▸ **Problem to solve**
Restate the full set of records exactly, word for word.

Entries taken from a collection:
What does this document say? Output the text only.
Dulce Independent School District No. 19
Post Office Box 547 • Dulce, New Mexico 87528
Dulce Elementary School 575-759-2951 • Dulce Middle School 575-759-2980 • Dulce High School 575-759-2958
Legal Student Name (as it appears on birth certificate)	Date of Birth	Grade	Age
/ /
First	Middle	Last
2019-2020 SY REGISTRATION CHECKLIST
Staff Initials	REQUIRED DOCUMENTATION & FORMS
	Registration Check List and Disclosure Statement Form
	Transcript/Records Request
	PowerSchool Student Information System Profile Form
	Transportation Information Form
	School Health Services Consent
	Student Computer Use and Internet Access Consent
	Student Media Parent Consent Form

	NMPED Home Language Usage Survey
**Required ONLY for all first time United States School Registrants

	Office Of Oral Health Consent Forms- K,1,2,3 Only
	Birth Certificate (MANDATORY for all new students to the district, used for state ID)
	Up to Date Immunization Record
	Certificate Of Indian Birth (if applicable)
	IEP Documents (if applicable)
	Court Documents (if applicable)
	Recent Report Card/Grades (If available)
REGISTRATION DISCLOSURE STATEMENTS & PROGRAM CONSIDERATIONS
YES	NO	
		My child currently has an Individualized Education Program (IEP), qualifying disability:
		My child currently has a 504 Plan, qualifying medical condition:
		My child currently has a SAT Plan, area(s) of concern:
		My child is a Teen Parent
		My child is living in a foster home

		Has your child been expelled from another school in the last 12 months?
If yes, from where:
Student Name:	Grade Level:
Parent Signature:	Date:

▸ **Reply to the task**
What does this document say? Output the text only.
Dulce Independent School District No. 19
Post Office Box 547 • Dulce, New Mexico 87528
Dulce Elementary School 575-759-2951 • Dulce Middle School 575-759-2980 • Dulce High School 575-759-2958
Legal Student Name (as it appears on birth certificate)	Date of Birth	Grade	Age
/ /
First	Middle	Last
2019-2020 SY REGISTRATION CHECKLIST
Staff Initials	REQUIRED DOCUMENTATION & FORMS
	Registration Check List and Disclosure Statement Form
	Transcript/Records Request
	PowerSchool Student Information System Profile Form
	Transportation Information Form
	School Health Services Consent
	Student Computer Use and Internet Access Consent
	Student Media Parent Consent Form

	NMPED Home Language Usage Survey
**Required ONLY for all first time United States School Registrants

	Office Of Oral Health Consent Forms- K,1,2,3 Only
	Birth Certificate (MANDATORY for all new students to the district, used for state ID)
	Up to Date Immunization Record
	Certificate Of Indian Birth (if applicable)
	IEP Documents (if applicable)
	Court Documents (if applicable)
	Recent Report Card/Grades (If available)
REGISTRATION DISCLOSURE STATEMENTS & PROGRAM CONSIDERATIONS
YES	NO	
		My child currently has an Individualized Education Program (IEP), qualifying disability:
		My child currently has a 504 Plan, qualifying medical condition:
		My child currently has a SAT Plan, area(s) of concern:
		My child is a Teen Parent
		My child is living in a foster home

		Has your child been expelled from another school in the last 12 months?
If yes, from where:
Student Name:	Grade Level:
Parent Signature:	Date:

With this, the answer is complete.